WORK INSTRUCTIONS: Rewrite each line of the listing below as a numbered list item, leaving out any blank lines.

=== GIVEN RECORDS ===

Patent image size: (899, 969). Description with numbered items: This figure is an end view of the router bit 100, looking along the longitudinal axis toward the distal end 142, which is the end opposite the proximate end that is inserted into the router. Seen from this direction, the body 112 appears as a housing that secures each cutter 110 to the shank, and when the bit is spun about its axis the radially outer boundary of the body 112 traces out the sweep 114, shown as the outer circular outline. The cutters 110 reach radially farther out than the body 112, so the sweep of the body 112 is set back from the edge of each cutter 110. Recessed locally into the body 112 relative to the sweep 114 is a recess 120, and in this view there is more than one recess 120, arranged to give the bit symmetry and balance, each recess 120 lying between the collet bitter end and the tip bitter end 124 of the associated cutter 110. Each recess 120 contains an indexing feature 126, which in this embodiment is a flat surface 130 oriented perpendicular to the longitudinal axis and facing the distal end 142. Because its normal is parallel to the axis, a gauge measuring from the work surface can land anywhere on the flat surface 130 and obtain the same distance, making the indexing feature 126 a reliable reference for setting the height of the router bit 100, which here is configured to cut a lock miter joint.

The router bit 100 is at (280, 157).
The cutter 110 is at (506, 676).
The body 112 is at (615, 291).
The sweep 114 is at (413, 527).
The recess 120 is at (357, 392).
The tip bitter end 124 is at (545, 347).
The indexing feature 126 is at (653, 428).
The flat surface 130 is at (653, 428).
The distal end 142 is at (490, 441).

===

TASK RESPONSE:
1. Patent image size: (899, 969). Description with numbered items: This figure is an end view of the router bit 100, looking along the longitudinal axis toward the distal end 142, which is the end opposite the proximate end that is inserted into the router. Seen from this direction, the body 112 appears as a housing that secures each cutter 110 to the shank, and when the bit is spun about its axis the radially outer boundary of the body 112 traces out the sweep 114, shown as the outer circular outline. The cutters 110 reach radially farther out than the body 112, so the sweep of the body 112 is set back from the edge of each cutter 110. Recessed locally into the body 112 relative to the sweep 114 is a recess 120, and in this view there is more than one recess 120, arranged to give the bit symmetry and balance, each recess 120 lying between the collet bitter end and the tip bitter end 124 of the associated cutter 110. Each recess 120 contains an indexing feature 126, which in this embodiment is a flat surface 130 oriented perpendicular to the longitudinal axis and facing the distal end 142. Because its normal is parallel to the axis, a gauge measuring from the work surface can land anywhere on the flat surface 130 and obtain the same distance, making the indexing feature 126 a reliable reference for setting the height of the router bit 100, which here is configured to cut a lock miter joint.
2. The router bit 100 is at (280, 157).
3. The cutter 110 is at (506, 676).
4. The body 112 is at (615, 291).
5. The sweep 114 is at (413, 527).
6. The recess 120 is at (357, 392).
7. The tip bitter end 124 is at (545, 347).
8. The indexing feature 126 is at (653, 428).
9. The flat surface 130 is at (653, 428).
10. The distal end 142 is at (490, 441).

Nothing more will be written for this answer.